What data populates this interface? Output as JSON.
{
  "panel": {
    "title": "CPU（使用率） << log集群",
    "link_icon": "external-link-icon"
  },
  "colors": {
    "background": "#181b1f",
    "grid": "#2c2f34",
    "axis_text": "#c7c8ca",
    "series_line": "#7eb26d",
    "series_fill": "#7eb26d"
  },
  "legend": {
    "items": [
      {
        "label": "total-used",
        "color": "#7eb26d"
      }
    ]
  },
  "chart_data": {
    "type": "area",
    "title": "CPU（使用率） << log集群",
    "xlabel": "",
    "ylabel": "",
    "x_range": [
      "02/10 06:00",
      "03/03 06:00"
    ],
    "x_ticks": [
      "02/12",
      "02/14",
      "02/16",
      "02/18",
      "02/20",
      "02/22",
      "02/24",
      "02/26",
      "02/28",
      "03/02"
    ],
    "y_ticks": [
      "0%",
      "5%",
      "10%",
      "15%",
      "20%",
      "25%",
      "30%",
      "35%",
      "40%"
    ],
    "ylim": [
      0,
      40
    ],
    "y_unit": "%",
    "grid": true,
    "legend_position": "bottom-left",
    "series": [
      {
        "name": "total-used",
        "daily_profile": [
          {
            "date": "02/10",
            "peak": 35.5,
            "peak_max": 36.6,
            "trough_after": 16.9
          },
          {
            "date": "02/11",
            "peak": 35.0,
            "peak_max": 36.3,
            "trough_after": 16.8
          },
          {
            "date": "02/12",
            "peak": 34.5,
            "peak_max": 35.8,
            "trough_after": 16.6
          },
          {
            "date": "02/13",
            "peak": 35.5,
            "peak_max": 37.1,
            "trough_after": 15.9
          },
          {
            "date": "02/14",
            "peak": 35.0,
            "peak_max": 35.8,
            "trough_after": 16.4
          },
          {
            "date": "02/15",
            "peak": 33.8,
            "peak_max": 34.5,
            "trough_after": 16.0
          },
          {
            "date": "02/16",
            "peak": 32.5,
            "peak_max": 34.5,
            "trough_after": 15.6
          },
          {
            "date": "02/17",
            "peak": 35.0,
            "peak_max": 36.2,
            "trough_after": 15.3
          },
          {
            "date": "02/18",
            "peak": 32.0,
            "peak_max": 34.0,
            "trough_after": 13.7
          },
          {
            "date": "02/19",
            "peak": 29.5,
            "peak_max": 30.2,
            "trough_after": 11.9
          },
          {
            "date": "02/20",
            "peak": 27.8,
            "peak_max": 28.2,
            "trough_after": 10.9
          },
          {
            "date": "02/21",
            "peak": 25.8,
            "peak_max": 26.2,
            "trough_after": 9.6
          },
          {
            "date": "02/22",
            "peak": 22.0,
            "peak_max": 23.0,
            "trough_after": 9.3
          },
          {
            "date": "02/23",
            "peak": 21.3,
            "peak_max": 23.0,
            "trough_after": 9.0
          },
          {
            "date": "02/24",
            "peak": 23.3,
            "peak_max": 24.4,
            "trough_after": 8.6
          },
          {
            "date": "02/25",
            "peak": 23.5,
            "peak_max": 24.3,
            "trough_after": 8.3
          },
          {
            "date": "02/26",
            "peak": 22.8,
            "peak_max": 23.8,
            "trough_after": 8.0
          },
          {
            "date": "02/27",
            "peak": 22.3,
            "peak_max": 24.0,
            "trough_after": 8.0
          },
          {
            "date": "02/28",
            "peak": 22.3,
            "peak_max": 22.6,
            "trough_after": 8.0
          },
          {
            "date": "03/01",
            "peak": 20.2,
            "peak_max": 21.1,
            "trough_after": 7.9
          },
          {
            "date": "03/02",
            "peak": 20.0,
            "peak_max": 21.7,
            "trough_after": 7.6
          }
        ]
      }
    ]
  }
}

---

Extract each line of the listing above, copying it word for word.

» **WRITTEN RESPONSE**:
What data populates this interface? Output as JSON.
{
  "panel": {
    "title": "CPU（使用率） << log集群",
    "link_icon": "external-link-icon"
  },
  "colors": {
    "background": "#181b1f",
    "grid": "#2c2f34",
    "axis_text": "#c7c8ca",
    "series_line": "#7eb26d",
    "series_fill": "#7eb26d"
  },
  "legend": {
    "items": [
      {
        "label": "total-used",
        "color": "#7eb26d"
      }
    ]
  },
  "chart_data": {
    "type": "area",
    "title": "CPU（使用率） << log集群",
    "xlabel": "",
    "ylabel": "",
    "x_range": [
      "02/10 06:00",
      "03/03 06:00"
    ],
    "x_ticks": [
      "02/12",
      "02/14",
      "02/16",
      "02/18",
      "02/20",
      "02/22",
      "02/24",
      "02/26",
      "02/28",
      "03/02"
    ],
    "y_ticks": [
      "0%",
      "5%",
      "10%",
      "15%",
      "20%",
      "25%",
      "30%",
      "35%",
      "40%"
    ],
    "ylim": [
      0,
      40
    ],
    "y_unit": "%",
    "grid": true,
    "legend_position": "bottom-left",
    "series": [
      {
        "name": "total-used",
        "daily_profile": [
          {
            "date": "02/10",
            "peak": 35.5,
            "peak_max": 36.6,
            "trough_after": 16.9
          },
          {
            "date": "02/11",
            "peak": 35.0,
            "peak_max": 36.3,
            "trough_after": 16.8
          },
          {
            "date": "02/12",
            "peak": 34.5,
            "peak_max": 35.8,
            "trough_after": 16.6
          },
          {
            "date": "02/13",
            "peak": 35.5,
            "peak_max": 37.1,
            "trough_after": 15.9
          },
          {
            "date": "02/14",
            "peak": 35.0,
            "peak_max": 35.8,
            "trough_after": 16.4
          },
          {
            "date": "02/15",
            "peak": 33.8,
            "peak_max": 34.5,
            "trough_after": 16.0
          },
          {
            "date": "02/16",
            "peak": 32.5,
            "peak_max": 34.5,
            "trough_after": 15.6
          },
          {
            "date": "02/17",
            "peak": 35.0,
            "peak_max": 36.2,
            "trough_after": 15.3
          },
          {
            "date": "02/18",
            "peak": 32.0,
            "peak_max": 34.0,
            "trough_after": 13.7
          },
          {
            "date": "02/19",
            "peak": 29.5,
            "peak_max": 30.2,
            "trough_after": 11.9
          },
          {
            "date": "02/20",
            "peak": 27.8,
            "peak_max": 28.2,
            "trough_after": 10.9
          },
          {
            "date": "02/21",
            "peak": 25.8,
            "peak_max": 26.2,
            "trough_after": 9.6
          },
          {
            "date": "02/22",
            "peak": 22.0,
            "peak_max": 23.0,
            "trough_after": 9.3
          },
          {
            "date": "02/23",
            "peak": 21.3,
            "peak_max": 23.0,
            "trough_after": 9.0
          },
          {
            "date": "02/24",
            "peak": 23.3,
            "peak_max": 24.4,
            "trough_after": 8.6
          },
          {
            "date": "02/25",
            "peak": 23.5,
            "peak_max": 24.3,
            "trough_after": 8.3
          },
          {
            "date": "02/26",
            "peak": 22.8,
            "peak_max": 23.8,
            "trough_after": 8.0
          },
          {
            "date": "02/27",
            "peak": 22.3,
            "peak_max": 24.0,
            "trough_after": 8.0
          },
          {
            "date": "02/28",
            "peak": 22.3,
            "peak_max": 22.6,
            "trough_after": 8.0
          },
          {
            "date": "03/01",
            "peak": 20.2,
            "peak_max": 21.1,
            "trough_after": 7.9
          },
          {
            "date": "03/02",
            "peak": 20.0,
            "peak_max": 21.7,
            "trough_after": 7.6
          }
        ]
      }
    ]
  }
}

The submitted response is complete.